■ Instructions for the task: Of all the lines here, how many include the string "adjusted"? Answer with the number only.

■ Source material:
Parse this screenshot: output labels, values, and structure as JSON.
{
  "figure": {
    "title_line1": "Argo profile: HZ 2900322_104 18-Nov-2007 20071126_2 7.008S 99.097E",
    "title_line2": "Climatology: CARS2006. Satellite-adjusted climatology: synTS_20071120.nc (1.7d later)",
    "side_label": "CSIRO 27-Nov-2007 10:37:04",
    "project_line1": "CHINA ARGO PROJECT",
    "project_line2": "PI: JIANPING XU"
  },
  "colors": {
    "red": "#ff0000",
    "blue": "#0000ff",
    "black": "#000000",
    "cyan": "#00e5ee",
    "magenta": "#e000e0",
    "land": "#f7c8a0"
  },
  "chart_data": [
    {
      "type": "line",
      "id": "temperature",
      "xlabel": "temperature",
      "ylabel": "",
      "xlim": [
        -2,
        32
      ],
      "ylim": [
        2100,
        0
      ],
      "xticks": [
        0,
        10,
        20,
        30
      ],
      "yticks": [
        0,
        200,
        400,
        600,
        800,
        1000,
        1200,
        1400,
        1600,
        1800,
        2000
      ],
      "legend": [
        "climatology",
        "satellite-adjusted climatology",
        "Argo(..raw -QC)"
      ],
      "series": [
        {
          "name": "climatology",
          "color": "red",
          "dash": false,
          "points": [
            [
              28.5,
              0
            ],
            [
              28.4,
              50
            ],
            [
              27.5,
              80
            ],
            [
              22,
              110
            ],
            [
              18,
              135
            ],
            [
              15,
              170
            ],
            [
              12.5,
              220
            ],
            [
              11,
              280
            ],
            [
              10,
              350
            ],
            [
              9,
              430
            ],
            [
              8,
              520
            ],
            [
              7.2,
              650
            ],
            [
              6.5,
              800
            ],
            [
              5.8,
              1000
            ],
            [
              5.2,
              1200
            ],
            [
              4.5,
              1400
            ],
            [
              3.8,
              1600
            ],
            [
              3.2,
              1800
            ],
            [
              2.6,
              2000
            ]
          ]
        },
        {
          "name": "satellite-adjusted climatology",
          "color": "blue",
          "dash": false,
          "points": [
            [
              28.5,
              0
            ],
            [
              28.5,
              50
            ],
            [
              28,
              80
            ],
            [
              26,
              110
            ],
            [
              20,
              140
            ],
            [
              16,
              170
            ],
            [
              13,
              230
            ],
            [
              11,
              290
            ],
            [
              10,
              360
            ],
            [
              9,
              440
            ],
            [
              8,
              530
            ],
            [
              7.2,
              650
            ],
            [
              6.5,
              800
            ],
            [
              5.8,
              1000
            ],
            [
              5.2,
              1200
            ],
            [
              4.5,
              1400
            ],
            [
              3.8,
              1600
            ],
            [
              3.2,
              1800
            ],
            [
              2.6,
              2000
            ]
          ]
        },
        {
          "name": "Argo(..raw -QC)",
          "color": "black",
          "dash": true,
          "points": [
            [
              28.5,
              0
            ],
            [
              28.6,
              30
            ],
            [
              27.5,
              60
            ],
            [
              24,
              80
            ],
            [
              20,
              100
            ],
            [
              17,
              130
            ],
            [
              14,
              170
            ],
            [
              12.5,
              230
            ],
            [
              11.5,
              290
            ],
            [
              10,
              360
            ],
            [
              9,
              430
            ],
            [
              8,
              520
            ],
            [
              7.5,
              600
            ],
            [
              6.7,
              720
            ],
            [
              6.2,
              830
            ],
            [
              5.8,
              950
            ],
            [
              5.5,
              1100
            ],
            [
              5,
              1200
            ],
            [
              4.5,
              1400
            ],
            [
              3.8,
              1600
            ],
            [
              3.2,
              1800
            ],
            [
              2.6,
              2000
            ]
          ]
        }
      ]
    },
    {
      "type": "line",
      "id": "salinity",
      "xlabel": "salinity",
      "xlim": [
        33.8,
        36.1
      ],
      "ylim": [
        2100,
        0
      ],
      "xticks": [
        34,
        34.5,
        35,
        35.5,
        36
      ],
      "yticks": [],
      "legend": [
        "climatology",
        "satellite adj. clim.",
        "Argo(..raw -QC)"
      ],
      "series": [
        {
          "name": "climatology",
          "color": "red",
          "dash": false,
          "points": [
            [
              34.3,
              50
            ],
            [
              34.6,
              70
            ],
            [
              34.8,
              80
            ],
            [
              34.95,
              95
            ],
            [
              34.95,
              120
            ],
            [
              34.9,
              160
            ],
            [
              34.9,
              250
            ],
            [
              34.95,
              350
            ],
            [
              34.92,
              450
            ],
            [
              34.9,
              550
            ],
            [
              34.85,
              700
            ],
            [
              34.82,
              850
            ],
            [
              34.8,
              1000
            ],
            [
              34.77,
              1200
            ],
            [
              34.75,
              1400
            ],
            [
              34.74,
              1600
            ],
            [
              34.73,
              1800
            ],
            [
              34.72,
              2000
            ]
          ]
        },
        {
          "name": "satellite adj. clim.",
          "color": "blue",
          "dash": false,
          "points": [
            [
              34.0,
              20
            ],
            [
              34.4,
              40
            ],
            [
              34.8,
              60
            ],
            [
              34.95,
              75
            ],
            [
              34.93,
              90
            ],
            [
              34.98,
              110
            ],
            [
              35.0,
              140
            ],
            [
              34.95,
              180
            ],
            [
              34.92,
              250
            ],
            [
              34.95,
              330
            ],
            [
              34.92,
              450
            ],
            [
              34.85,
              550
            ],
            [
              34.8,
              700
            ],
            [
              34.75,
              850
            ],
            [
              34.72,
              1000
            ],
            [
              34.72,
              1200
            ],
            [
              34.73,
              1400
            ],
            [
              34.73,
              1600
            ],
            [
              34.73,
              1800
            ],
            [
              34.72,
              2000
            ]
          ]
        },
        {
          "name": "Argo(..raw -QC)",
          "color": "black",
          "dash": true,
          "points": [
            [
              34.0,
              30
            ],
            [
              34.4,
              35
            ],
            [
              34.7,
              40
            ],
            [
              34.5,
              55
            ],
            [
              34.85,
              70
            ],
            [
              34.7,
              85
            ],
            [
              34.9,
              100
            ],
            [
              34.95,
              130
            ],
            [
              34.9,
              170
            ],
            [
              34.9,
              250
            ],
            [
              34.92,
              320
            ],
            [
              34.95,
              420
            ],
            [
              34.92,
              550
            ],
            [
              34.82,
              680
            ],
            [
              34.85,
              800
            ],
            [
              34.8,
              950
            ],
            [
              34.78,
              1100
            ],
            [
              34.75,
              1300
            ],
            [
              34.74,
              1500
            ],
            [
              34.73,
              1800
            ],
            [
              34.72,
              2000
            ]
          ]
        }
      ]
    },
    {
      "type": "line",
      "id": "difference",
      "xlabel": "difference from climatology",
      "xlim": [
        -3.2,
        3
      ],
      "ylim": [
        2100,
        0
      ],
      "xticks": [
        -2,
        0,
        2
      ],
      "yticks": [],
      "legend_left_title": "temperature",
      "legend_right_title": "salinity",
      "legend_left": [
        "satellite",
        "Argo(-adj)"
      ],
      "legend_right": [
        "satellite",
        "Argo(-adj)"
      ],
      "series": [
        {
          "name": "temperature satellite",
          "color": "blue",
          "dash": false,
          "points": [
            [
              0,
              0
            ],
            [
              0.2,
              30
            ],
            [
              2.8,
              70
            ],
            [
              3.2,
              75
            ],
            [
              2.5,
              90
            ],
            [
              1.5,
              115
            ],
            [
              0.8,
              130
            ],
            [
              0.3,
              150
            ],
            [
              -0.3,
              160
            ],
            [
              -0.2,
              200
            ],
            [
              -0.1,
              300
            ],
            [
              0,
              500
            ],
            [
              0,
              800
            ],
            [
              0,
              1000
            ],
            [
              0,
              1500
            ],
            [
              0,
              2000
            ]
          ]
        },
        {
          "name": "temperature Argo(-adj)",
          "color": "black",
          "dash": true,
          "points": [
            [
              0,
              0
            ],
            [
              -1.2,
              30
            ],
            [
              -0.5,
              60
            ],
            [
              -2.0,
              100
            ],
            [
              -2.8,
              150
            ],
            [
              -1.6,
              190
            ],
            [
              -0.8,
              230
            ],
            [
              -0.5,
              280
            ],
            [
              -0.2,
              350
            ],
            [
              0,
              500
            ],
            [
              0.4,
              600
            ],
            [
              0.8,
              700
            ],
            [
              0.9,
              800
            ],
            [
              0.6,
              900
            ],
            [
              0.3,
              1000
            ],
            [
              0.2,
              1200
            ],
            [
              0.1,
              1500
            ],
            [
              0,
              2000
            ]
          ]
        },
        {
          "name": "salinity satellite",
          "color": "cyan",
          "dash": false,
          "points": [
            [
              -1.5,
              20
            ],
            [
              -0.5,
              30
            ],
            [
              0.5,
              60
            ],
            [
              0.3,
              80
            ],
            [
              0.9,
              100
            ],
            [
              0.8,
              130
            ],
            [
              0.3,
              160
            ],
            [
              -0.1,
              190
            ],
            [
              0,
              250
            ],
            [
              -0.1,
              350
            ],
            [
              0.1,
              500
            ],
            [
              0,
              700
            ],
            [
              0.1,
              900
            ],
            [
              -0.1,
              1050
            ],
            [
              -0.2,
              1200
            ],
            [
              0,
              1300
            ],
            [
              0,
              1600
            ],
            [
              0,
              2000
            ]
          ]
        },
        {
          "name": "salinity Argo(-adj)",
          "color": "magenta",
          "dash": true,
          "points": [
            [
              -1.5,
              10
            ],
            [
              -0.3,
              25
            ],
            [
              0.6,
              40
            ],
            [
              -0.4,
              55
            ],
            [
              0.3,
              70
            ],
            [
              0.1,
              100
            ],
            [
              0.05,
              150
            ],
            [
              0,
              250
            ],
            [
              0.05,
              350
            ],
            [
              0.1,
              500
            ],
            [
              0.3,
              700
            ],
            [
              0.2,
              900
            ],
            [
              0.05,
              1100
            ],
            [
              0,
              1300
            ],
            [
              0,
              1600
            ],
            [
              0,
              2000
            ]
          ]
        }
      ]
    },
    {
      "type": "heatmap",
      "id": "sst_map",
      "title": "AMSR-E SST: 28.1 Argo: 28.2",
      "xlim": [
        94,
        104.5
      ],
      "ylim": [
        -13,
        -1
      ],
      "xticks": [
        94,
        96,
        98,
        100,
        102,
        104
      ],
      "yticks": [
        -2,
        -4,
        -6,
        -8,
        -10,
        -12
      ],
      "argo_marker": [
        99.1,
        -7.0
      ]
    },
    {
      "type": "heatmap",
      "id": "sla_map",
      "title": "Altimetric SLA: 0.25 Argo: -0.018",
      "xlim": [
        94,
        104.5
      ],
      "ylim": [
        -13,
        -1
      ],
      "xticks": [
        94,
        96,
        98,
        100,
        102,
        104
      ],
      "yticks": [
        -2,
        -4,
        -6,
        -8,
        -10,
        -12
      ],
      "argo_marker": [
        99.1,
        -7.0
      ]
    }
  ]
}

■ Task result: 3